WHAT IS NEEDED — Copy the lines word for word, starting with the line that contains "item-3-text: 3 УТВЕРЖДЕН" and going on through the line that contains "item-4-note: При применении", both included.

DATASET RECORDS —

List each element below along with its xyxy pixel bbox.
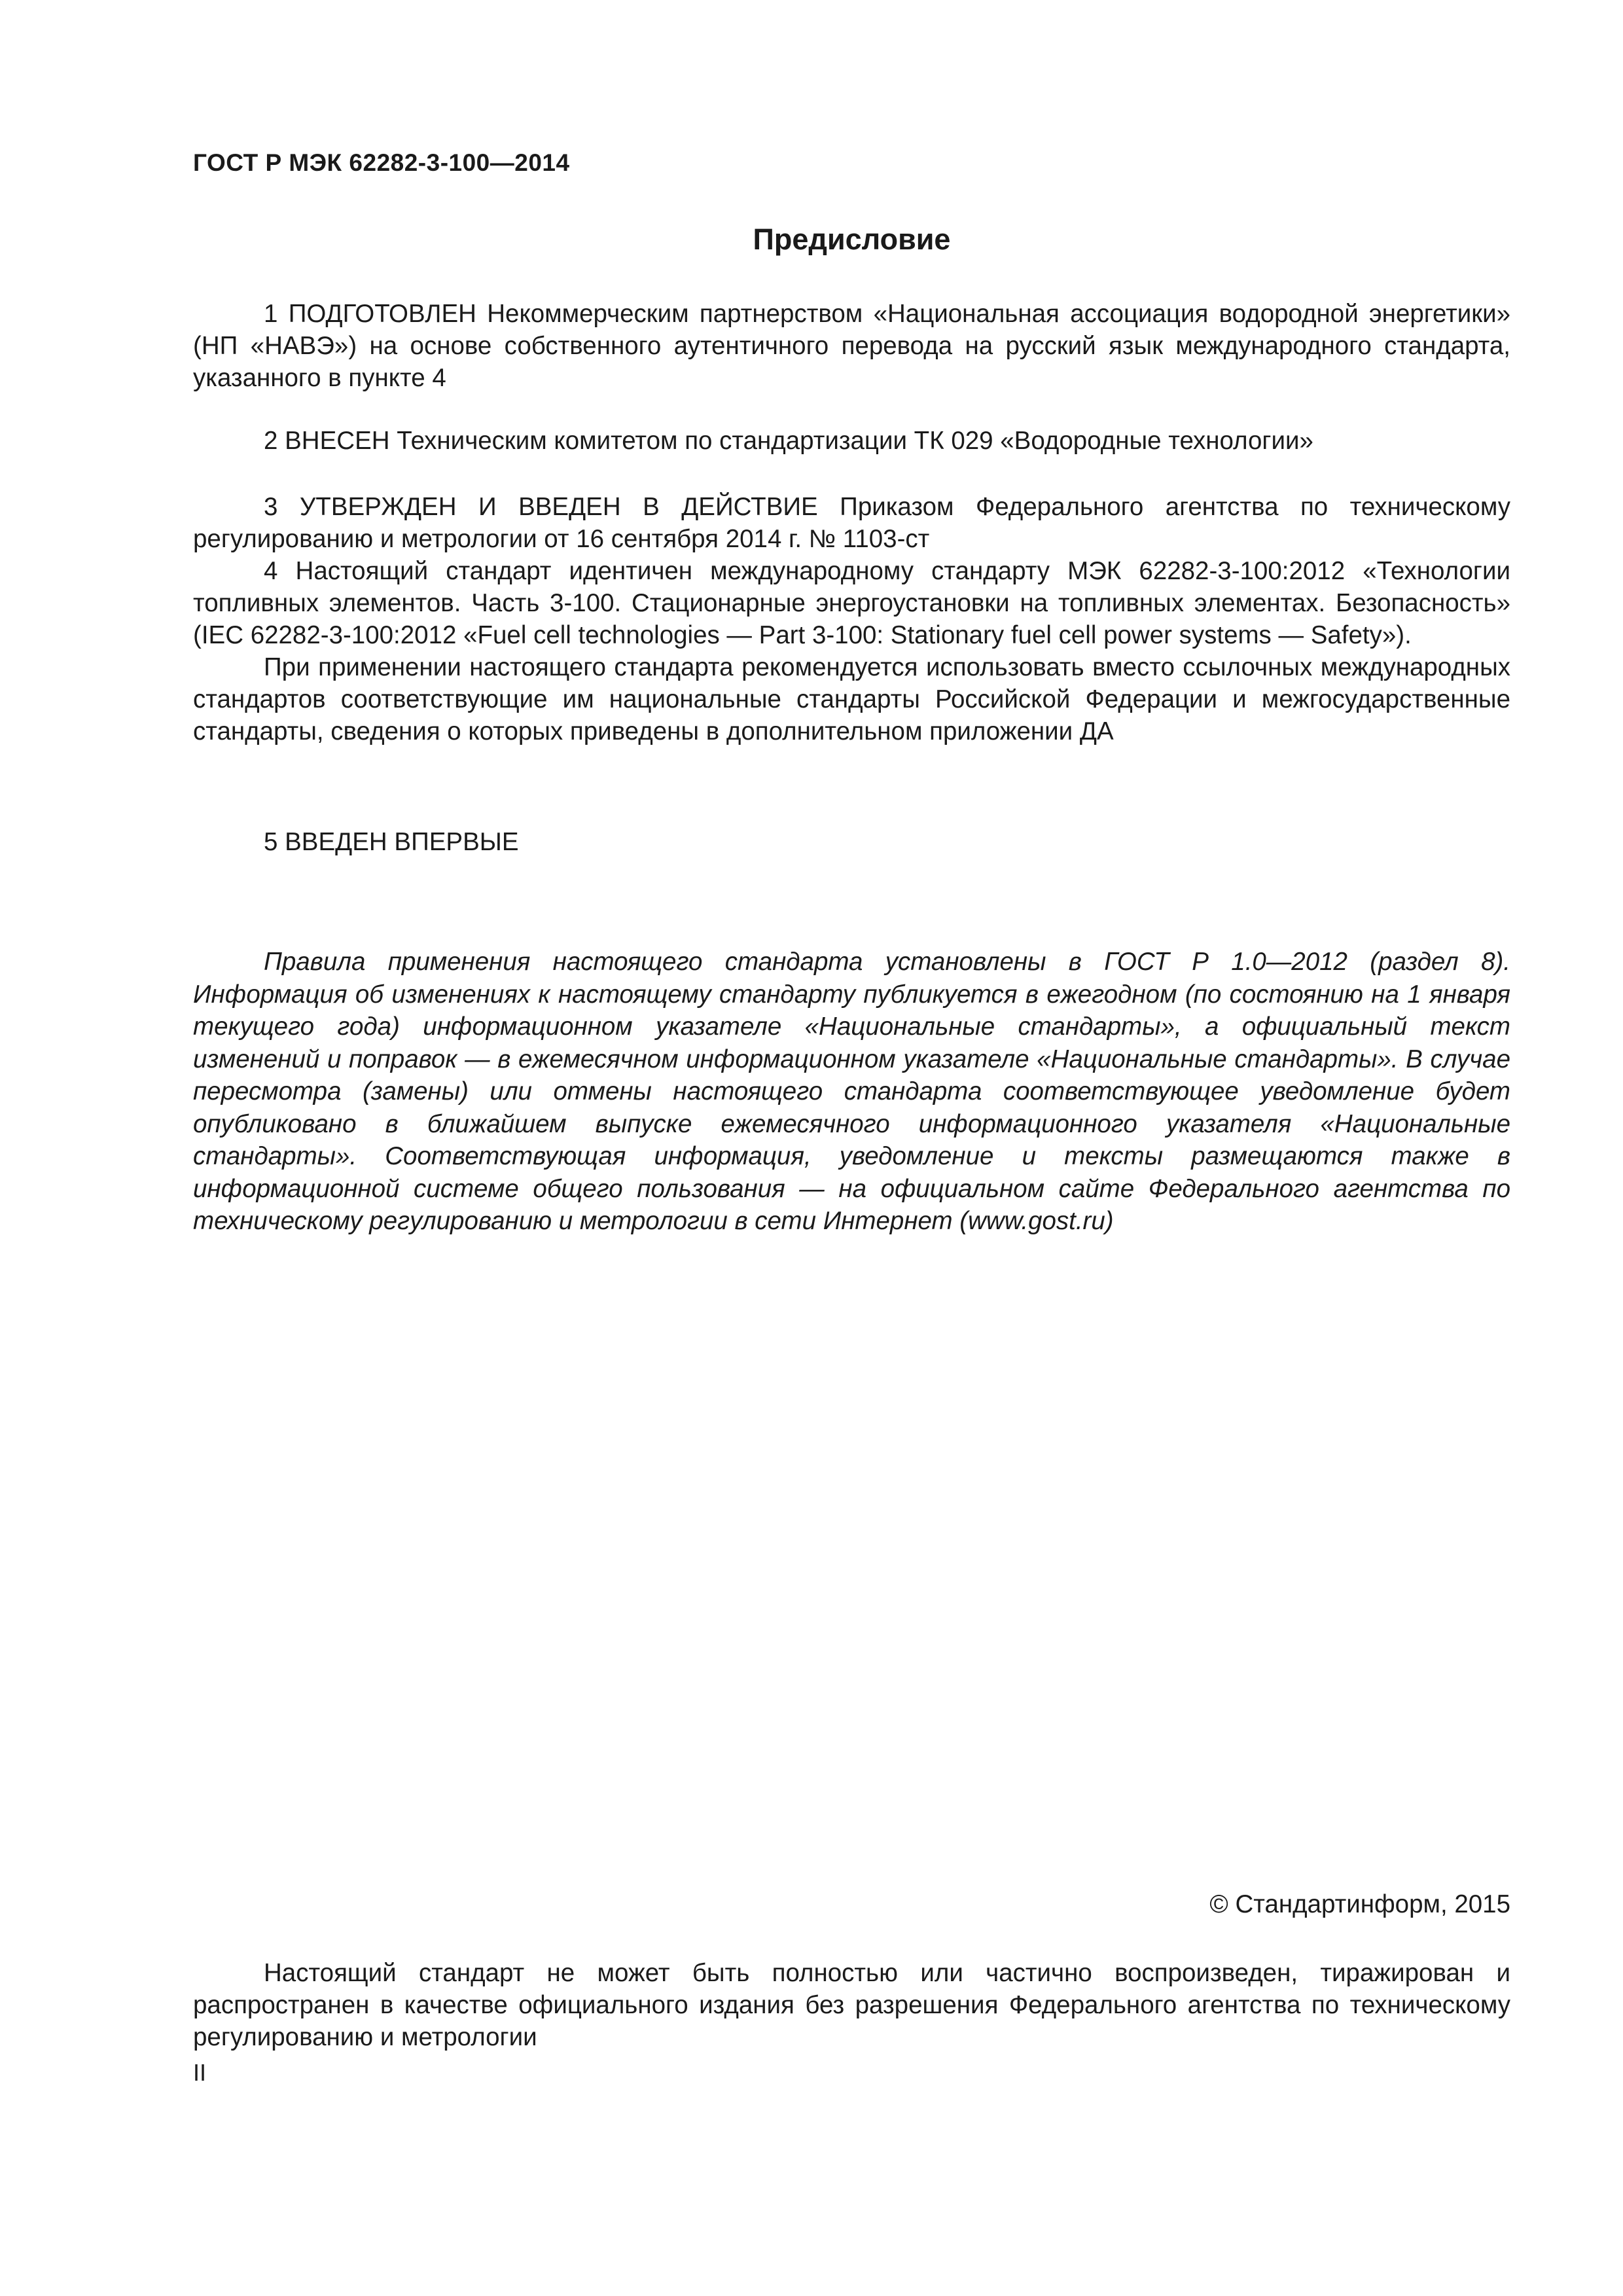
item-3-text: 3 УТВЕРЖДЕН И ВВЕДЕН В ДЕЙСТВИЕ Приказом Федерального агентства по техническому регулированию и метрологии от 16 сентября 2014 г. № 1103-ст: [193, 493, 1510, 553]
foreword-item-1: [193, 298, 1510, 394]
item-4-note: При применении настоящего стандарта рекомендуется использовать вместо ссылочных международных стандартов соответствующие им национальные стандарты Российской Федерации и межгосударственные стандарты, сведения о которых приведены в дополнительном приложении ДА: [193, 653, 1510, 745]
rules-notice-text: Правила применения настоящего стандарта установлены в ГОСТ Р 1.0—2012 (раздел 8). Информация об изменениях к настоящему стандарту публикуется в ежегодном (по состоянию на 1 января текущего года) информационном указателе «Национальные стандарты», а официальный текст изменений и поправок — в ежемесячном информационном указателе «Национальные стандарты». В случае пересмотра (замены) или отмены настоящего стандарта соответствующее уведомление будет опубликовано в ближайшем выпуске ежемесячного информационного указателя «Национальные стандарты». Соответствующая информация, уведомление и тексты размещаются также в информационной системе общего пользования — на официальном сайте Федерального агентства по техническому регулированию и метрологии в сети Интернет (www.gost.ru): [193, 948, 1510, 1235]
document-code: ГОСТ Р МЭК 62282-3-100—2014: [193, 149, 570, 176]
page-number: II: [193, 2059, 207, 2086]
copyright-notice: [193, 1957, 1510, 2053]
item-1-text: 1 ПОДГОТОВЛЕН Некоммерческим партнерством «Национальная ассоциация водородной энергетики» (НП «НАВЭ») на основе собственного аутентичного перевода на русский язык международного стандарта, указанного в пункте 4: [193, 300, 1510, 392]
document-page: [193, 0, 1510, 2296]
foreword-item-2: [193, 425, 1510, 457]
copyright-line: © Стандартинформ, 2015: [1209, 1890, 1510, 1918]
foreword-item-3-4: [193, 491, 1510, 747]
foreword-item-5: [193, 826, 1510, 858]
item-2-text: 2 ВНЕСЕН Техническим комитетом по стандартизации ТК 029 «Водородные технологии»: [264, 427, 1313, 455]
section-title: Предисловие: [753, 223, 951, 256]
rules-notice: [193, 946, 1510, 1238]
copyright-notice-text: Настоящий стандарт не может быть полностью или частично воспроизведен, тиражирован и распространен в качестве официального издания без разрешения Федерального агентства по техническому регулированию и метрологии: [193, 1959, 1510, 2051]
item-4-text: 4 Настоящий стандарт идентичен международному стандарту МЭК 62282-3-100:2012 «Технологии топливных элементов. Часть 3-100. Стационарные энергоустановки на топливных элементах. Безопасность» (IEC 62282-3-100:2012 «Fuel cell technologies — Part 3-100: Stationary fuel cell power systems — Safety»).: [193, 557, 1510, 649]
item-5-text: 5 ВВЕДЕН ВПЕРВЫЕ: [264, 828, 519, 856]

COMPLETE ANSWER —
item-3-text: 3 УТВЕРЖДЕН И ВВЕДЕН В ДЕЙСТВИЕ Приказом Федерального агентства по техническому регулированию и метрологии от 16 сентября 2014 г. № 1103-ст: [193, 493, 1510, 553]
foreword-item-1: [193, 298, 1510, 394]
item-4-note: При применении настоящего стандарта рекомендуется использовать вместо ссылочных международных стандартов соответствующие им национальные стандарты Российской Федерации и межгосударственные стандарты, сведения о которых приведены в дополнительном приложении ДА: [193, 653, 1510, 745]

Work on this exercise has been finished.